### RECORDS
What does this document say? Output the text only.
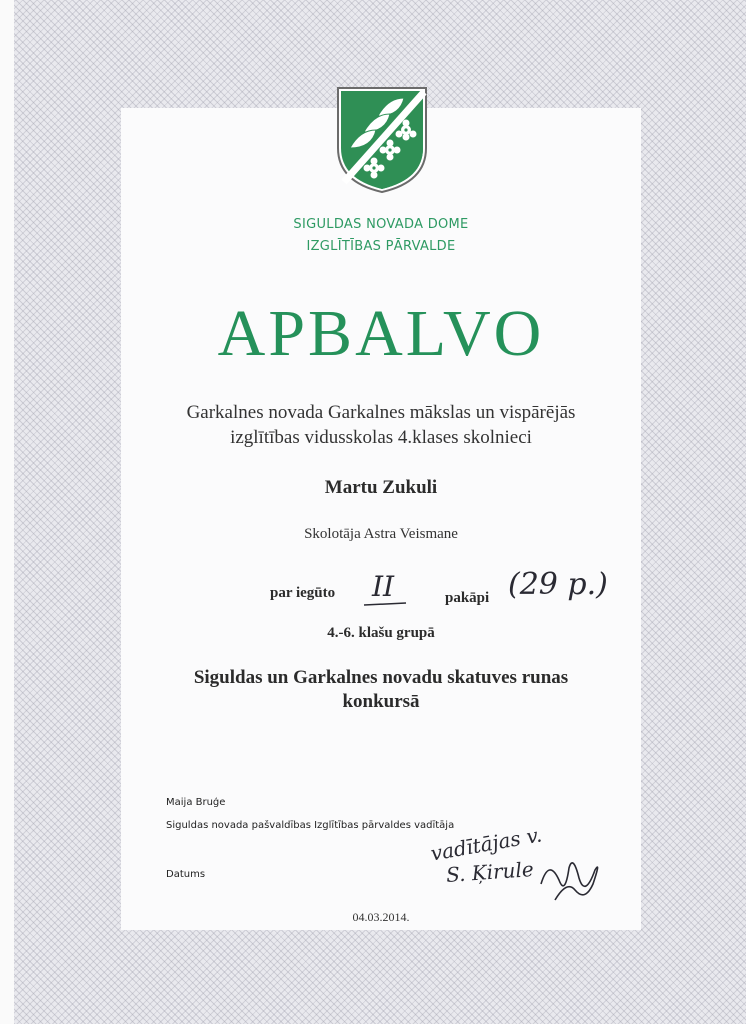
SIGULDAS NOVADA DOME
IZGLĪTĪBAS PĀRVALDE
APBALVO
Garkalnes novada Garkalnes mākslas un vispārējās
izglītības vidusskolas 4.klases skolnieci
Martu Zukuli
Skolotāja Astra Veismane
par iegūto II	pakāpi (29 p.)
4.-6. klašu grupā
Siguldas un Garkalnes novadu skatuves runas
konkursā
Maija Bruģe
Siguldas novada pašvaldības Izglītības pārvaldes vadītāja
Datums
vadītājas v.
S. Ķirule
04.03.2014.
######
THE EXERCISE = Copy each line above precisely, dropping the pictures.

RESPONSE =
What does this document say? Output the text only.
SIGULDAS NOVADA DOME
IZGLĪTĪBAS PĀRVALDE
APBALVO
Garkalnes novada Garkalnes mākslas un vispārējās
izglītības vidusskolas 4.klases skolnieci
Martu Zukuli
Skolotāja Astra Veismane
par iegūto II	pakāpi (29 p.)
4.-6. klašu grupā
Siguldas un Garkalnes novadu skatuves runas
konkursā
Maija Bruģe
Siguldas novada pašvaldības Izglītības pārvaldes vadītāja
Datums
vadītājas v.
S. Ķirule
04.03.2014.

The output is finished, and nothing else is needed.